Problem description:
Sort through the entries below and pull out lines containing the word "value".

Data excerpts:
▶

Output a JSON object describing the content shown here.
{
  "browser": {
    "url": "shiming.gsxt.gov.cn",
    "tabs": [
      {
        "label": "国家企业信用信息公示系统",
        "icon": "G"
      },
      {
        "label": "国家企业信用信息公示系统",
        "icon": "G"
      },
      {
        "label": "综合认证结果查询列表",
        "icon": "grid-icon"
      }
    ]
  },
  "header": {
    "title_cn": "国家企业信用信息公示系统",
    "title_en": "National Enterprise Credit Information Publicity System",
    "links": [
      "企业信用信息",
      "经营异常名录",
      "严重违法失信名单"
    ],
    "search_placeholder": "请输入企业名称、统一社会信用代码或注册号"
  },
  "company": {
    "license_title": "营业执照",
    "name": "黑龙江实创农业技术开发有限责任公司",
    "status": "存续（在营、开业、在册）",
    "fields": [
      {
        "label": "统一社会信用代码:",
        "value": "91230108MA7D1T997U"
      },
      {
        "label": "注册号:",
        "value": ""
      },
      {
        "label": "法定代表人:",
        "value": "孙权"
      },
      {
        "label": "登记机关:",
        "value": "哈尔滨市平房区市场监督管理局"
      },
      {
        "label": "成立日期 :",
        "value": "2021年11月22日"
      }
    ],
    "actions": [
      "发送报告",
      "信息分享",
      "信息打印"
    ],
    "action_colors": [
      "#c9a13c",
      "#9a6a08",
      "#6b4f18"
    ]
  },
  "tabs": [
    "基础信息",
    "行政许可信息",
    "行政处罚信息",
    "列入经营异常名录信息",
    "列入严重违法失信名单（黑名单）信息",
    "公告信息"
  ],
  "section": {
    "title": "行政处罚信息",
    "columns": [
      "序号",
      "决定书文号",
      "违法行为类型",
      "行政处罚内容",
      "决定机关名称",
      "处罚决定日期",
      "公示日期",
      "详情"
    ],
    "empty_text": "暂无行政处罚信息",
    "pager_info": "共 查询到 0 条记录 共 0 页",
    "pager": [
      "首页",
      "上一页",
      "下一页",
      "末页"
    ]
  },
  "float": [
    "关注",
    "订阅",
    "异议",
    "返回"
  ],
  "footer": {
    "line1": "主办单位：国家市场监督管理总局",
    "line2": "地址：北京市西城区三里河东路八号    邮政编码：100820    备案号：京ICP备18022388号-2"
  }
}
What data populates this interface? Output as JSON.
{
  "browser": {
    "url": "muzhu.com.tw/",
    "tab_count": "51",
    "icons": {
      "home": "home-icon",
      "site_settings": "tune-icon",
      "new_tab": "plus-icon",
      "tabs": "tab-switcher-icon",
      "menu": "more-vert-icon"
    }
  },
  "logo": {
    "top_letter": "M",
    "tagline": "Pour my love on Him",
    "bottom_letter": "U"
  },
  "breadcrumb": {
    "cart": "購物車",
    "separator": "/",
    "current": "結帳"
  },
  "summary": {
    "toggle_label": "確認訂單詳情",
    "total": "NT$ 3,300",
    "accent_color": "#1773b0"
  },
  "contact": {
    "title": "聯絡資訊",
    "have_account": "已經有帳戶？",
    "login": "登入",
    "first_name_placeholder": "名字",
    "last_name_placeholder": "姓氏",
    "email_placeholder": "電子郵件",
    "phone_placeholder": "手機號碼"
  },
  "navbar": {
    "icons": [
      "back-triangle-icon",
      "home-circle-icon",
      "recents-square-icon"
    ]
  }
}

◀

Answer for this exercise:
        "value": "91230108MA7D1T997U"
        "value": ""
        "value": "孙权"
        "value": "哈尔滨市平房区市场监督管理局"
        "value": "2021年11月22日"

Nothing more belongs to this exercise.